AIM:
Please retype the records below exactly, leaving out any pictures.

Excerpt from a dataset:

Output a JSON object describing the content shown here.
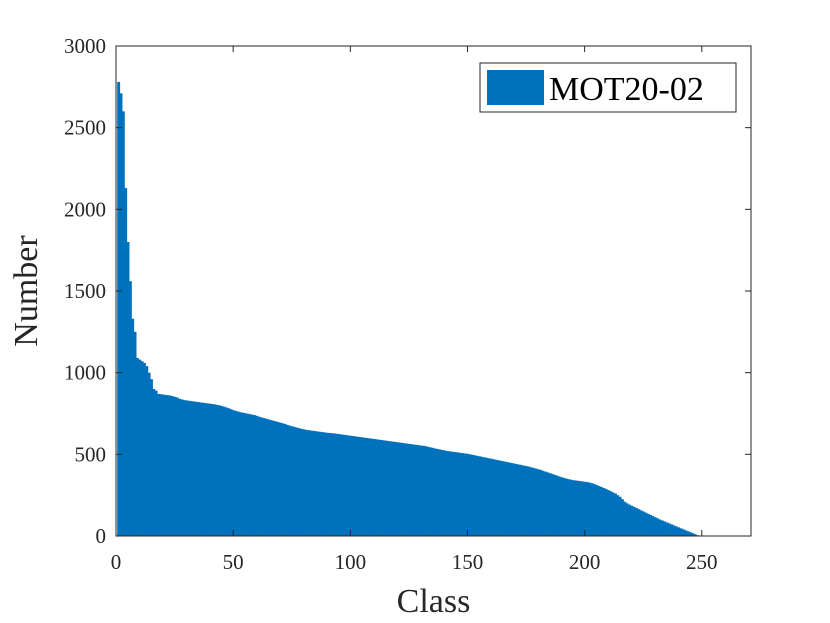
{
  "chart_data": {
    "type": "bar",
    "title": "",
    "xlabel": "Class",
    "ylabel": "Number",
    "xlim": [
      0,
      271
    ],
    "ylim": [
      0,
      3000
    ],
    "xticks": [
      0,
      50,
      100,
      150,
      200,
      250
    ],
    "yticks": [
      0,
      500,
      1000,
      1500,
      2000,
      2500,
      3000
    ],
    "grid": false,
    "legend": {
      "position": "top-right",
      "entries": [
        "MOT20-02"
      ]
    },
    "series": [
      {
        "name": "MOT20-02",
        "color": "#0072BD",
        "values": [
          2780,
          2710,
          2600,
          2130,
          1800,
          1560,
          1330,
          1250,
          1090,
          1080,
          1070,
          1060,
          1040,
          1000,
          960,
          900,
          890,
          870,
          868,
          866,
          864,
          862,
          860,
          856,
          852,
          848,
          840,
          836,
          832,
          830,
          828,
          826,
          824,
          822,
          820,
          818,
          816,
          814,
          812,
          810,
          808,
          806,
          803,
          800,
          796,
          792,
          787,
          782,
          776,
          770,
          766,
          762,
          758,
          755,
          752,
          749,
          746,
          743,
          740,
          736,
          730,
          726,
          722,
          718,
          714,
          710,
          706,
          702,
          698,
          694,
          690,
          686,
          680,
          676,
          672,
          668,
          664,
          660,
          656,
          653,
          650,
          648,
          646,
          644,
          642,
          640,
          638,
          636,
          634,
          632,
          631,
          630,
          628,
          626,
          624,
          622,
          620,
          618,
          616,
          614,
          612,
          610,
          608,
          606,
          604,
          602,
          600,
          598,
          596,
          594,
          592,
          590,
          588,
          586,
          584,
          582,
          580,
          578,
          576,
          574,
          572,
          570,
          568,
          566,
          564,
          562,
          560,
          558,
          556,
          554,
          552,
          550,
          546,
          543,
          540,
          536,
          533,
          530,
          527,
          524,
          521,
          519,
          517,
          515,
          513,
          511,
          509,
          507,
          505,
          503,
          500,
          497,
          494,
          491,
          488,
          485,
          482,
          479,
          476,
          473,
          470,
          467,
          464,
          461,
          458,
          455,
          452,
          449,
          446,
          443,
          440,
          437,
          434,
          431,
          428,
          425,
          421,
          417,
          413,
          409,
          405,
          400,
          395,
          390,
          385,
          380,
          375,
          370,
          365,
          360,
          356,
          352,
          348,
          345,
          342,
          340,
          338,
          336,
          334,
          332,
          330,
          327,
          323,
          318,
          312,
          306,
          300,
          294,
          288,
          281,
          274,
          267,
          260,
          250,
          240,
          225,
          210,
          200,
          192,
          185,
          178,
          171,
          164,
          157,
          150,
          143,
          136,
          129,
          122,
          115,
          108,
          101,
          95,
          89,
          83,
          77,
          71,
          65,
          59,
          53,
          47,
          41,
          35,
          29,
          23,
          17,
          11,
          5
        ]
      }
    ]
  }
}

FULL OUTPUT:
Output a JSON object describing the content shown here.
{
  "chart_data": {
    "type": "bar",
    "title": "",
    "xlabel": "Class",
    "ylabel": "Number",
    "xlim": [
      0,
      271
    ],
    "ylim": [
      0,
      3000
    ],
    "xticks": [
      0,
      50,
      100,
      150,
      200,
      250
    ],
    "yticks": [
      0,
      500,
      1000,
      1500,
      2000,
      2500,
      3000
    ],
    "grid": false,
    "legend": {
      "position": "top-right",
      "entries": [
        "MOT20-02"
      ]
    },
    "series": [
      {
        "name": "MOT20-02",
        "color": "#0072BD",
        "values": [
          2780,
          2710,
          2600,
          2130,
          1800,
          1560,
          1330,
          1250,
          1090,
          1080,
          1070,
          1060,
          1040,
          1000,
          960,
          900,
          890,
          870,
          868,
          866,
          864,
          862,
          860,
          856,
          852,
          848,
          840,
          836,
          832,
          830,
          828,
          826,
          824,
          822,
          820,
          818,
          816,
          814,
          812,
          810,
          808,
          806,
          803,
          800,
          796,
          792,
          787,
          782,
          776,
          770,
          766,
          762,
          758,
          755,
          752,
          749,
          746,
          743,
          740,
          736,
          730,
          726,
          722,
          718,
          714,
          710,
          706,
          702,
          698,
          694,
          690,
          686,
          680,
          676,
          672,
          668,
          664,
          660,
          656,
          653,
          650,
          648,
          646,
          644,
          642,
          640,
          638,
          636,
          634,
          632,
          631,
          630,
          628,
          626,
          624,
          622,
          620,
          618,
          616,
          614,
          612,
          610,
          608,
          606,
          604,
          602,
          600,
          598,
          596,
          594,
          592,
          590,
          588,
          586,
          584,
          582,
          580,
          578,
          576,
          574,
          572,
          570,
          568,
          566,
          564,
          562,
          560,
          558,
          556,
          554,
          552,
          550,
          546,
          543,
          540,
          536,
          533,
          530,
          527,
          524,
          521,
          519,
          517,
          515,
          513,
          511,
          509,
          507,
          505,
          503,
          500,
          497,
          494,
          491,
          488,
          485,
          482,
          479,
          476,
          473,
          470,
          467,
          464,
          461,
          458,
          455,
          452,
          449,
          446,
          443,
          440,
          437,
          434,
          431,
          428,
          425,
          421,
          417,
          413,
          409,
          405,
          400,
          395,
          390,
          385,
          380,
          375,
          370,
          365,
          360,
          356,
          352,
          348,
          345,
          342,
          340,
          338,
          336,
          334,
          332,
          330,
          327,
          323,
          318,
          312,
          306,
          300,
          294,
          288,
          281,
          274,
          267,
          260,
          250,
          240,
          225,
          210,
          200,
          192,
          185,
          178,
          171,
          164,
          157,
          150,
          143,
          136,
          129,
          122,
          115,
          108,
          101,
          95,
          89,
          83,
          77,
          71,
          65,
          59,
          53,
          47,
          41,
          35,
          29,
          23,
          17,
          11,
          5
        ]
      }
    ]
  }
}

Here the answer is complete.